### Stored records
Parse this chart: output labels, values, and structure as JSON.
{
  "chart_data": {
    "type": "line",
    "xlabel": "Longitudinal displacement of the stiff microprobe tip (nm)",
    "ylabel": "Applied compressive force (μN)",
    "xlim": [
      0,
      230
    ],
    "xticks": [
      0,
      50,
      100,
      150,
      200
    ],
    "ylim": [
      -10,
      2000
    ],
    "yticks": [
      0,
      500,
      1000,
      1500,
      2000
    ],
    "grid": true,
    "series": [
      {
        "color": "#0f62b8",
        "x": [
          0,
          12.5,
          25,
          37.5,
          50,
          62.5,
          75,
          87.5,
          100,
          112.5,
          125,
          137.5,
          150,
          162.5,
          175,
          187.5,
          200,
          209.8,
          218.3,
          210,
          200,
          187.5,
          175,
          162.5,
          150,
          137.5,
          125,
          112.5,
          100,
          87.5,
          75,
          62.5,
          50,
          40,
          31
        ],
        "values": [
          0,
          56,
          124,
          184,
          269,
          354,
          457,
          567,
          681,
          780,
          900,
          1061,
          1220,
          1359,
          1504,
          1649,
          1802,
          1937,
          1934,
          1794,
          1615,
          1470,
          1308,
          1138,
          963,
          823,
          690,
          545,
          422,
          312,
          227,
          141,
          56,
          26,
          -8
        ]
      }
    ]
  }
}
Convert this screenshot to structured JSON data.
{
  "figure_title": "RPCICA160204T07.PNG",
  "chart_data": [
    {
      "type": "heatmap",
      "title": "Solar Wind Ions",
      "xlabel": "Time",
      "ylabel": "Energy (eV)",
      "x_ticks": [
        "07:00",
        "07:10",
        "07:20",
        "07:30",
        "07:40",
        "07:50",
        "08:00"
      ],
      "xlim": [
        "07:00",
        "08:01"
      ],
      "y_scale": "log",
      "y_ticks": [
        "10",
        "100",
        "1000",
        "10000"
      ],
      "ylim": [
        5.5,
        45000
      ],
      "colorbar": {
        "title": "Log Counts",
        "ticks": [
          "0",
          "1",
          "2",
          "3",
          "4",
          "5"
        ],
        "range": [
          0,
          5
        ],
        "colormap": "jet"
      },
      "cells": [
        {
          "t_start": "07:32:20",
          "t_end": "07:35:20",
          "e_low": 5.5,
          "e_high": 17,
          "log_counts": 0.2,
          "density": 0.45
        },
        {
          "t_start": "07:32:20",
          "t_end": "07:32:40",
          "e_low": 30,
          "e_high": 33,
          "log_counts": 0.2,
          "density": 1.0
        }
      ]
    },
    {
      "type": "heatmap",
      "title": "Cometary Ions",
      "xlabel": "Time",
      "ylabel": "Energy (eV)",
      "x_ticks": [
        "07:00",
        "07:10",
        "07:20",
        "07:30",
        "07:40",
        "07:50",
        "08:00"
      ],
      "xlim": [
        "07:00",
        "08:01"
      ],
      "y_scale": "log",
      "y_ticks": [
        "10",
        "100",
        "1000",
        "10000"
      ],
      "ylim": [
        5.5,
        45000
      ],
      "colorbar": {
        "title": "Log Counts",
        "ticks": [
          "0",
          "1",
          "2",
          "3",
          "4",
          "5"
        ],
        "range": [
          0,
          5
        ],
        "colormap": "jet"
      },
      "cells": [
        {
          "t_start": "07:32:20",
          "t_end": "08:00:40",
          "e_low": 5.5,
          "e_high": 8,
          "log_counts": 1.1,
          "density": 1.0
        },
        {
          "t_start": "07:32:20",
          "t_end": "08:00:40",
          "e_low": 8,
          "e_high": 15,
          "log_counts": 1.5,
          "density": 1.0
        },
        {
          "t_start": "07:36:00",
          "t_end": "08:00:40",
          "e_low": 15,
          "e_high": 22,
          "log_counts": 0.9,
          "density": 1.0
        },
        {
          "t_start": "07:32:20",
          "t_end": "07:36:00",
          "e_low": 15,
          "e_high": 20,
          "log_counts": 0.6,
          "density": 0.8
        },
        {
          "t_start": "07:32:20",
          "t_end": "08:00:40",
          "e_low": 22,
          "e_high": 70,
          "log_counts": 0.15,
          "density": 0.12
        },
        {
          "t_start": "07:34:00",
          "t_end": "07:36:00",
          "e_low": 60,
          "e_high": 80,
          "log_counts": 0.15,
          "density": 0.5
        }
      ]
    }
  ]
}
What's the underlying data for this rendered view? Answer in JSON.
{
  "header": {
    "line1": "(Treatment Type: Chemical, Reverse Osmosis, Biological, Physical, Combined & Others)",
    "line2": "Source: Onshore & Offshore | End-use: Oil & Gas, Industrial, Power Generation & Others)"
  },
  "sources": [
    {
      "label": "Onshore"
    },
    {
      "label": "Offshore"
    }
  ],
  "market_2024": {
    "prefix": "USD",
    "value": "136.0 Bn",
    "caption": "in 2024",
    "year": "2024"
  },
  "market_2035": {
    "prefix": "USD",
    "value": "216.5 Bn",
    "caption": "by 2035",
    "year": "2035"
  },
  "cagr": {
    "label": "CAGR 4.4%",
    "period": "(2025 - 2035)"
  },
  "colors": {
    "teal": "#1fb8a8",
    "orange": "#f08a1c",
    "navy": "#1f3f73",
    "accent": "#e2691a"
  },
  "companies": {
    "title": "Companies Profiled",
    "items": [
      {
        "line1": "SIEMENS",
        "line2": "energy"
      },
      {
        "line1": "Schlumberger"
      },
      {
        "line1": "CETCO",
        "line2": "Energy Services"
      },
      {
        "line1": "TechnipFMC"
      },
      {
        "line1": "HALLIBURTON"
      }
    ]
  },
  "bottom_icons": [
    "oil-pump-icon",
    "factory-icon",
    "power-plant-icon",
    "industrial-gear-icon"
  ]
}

### Directive
Select the lines that carry the string "Offshore" and copy them.

### Answer
    "line2": "Source: Onshore & Offshore | End-use: Oil & Gas, Industrial, Power Generation & Others)"
      "label": "Offshore"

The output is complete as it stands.